◆ Supplied records ◆
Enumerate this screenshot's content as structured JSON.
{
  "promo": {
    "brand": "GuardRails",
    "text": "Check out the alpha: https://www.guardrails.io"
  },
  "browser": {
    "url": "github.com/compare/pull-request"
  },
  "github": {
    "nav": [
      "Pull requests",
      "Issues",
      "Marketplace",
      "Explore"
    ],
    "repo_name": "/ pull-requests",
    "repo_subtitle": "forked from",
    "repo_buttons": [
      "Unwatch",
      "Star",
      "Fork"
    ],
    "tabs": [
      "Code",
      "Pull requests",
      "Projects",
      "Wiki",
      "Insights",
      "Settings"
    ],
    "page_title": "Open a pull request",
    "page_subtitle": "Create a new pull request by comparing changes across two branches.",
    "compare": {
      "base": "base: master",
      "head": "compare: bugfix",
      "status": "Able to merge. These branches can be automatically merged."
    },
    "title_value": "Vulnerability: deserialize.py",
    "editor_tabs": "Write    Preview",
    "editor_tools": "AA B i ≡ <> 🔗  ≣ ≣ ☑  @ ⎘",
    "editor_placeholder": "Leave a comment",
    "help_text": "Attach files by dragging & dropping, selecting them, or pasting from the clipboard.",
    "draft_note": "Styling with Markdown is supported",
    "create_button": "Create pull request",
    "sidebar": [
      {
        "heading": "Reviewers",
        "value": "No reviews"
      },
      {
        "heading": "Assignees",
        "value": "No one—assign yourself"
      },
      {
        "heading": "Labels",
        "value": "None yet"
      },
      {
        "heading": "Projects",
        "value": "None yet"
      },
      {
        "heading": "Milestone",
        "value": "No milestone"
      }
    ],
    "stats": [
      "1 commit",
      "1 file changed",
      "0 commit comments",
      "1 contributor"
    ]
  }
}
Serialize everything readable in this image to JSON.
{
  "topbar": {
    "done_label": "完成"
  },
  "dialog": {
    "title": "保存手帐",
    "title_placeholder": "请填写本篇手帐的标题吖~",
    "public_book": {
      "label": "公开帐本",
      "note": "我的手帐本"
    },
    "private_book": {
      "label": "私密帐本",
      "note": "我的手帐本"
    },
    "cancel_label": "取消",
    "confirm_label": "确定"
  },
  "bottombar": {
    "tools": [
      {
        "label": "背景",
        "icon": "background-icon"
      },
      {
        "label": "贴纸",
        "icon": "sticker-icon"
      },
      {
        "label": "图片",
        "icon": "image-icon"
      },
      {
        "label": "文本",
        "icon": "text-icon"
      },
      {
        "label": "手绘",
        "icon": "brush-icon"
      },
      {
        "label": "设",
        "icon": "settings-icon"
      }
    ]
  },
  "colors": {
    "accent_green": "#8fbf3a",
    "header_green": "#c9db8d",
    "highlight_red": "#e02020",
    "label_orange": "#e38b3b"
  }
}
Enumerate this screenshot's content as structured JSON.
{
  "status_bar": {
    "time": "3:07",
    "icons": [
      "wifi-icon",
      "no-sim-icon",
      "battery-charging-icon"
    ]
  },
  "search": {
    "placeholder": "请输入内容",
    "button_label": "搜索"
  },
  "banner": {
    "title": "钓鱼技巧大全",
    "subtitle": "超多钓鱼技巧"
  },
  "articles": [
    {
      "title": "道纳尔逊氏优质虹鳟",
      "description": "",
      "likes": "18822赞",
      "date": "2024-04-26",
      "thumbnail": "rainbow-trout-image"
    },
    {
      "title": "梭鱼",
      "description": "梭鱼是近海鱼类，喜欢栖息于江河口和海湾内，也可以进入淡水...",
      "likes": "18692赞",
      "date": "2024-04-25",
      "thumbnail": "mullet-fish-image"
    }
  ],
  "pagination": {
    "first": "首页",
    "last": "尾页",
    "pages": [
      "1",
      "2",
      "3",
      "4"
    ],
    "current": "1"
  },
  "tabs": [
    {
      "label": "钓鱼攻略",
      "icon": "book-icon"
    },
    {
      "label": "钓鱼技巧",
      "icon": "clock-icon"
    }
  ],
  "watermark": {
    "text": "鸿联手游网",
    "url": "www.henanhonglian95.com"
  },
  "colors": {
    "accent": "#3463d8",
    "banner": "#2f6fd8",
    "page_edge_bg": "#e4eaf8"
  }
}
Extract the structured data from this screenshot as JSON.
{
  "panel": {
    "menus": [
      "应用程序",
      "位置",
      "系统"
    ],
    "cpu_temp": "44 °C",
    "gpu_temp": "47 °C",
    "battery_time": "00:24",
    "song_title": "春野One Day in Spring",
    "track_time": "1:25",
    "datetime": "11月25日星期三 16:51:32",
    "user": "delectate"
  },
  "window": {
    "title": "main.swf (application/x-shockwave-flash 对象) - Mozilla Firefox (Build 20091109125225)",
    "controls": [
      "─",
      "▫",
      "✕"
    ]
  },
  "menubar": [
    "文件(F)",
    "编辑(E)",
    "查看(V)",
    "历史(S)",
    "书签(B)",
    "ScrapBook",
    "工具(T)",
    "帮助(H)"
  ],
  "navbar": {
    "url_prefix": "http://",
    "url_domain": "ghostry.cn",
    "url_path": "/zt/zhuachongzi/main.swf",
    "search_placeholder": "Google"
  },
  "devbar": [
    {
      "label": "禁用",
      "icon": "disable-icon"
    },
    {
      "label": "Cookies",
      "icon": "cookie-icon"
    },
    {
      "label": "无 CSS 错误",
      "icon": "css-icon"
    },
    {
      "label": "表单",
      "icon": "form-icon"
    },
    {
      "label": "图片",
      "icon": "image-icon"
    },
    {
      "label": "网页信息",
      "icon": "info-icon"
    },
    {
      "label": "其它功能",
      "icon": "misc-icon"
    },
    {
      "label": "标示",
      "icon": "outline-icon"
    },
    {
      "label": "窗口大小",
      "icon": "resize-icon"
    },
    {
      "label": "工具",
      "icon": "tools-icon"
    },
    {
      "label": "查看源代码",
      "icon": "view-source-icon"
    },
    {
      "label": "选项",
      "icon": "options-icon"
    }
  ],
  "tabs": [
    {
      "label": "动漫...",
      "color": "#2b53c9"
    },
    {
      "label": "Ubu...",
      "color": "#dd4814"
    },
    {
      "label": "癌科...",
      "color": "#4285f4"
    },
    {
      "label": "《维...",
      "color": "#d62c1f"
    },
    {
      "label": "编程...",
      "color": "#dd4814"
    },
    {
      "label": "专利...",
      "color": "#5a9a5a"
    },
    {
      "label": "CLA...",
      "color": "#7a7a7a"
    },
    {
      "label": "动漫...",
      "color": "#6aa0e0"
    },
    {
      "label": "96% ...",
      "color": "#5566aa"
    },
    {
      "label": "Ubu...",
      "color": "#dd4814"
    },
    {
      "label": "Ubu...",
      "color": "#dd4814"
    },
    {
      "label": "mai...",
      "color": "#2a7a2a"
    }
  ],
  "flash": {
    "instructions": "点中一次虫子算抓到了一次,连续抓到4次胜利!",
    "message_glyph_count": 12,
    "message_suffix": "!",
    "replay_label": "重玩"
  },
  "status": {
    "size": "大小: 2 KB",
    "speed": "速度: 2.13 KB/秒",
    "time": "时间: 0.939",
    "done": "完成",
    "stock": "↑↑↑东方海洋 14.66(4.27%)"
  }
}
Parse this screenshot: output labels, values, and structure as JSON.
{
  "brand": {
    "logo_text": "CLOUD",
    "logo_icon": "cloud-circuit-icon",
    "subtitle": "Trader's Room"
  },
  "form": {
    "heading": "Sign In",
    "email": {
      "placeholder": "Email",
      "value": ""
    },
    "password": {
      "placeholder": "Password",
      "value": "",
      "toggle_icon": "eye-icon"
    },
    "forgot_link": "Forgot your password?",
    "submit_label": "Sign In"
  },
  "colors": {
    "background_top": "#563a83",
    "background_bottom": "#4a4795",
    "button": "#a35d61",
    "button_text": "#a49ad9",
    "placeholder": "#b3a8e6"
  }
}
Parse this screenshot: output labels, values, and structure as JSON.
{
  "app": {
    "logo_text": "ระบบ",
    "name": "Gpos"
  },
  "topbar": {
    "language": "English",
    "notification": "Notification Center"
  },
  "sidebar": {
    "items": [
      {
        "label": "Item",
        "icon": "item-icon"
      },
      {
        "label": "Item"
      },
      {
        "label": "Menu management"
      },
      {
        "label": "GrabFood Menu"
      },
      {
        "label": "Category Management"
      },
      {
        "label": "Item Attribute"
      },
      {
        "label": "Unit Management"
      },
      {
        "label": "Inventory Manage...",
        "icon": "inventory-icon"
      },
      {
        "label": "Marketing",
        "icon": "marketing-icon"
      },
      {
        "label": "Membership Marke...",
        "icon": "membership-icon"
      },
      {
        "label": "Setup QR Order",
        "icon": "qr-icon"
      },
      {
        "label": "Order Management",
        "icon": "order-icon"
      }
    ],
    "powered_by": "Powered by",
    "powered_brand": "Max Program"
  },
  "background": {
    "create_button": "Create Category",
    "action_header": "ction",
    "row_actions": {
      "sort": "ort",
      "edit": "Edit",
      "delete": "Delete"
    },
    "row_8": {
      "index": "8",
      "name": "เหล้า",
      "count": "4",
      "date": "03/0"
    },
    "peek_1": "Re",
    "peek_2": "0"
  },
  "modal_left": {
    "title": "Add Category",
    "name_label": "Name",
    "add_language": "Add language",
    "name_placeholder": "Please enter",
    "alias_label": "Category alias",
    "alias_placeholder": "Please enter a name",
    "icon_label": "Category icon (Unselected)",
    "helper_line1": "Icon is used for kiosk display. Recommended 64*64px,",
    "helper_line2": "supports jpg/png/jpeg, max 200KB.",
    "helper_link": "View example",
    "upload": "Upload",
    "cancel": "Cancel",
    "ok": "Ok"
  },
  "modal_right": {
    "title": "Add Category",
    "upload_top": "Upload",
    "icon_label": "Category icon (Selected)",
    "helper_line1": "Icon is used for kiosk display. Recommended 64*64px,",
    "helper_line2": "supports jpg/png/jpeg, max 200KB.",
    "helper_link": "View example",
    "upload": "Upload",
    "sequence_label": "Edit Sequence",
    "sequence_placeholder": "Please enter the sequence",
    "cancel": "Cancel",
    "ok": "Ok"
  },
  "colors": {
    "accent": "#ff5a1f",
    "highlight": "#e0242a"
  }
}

◆ Objective ◆
Pick out all lines containing the string "Please".

◆ Result below ◆
    "name_placeholder": "Please enter",
    "alias_placeholder": "Please enter a name",
    "sequence_placeholder": "Please enter the sequence",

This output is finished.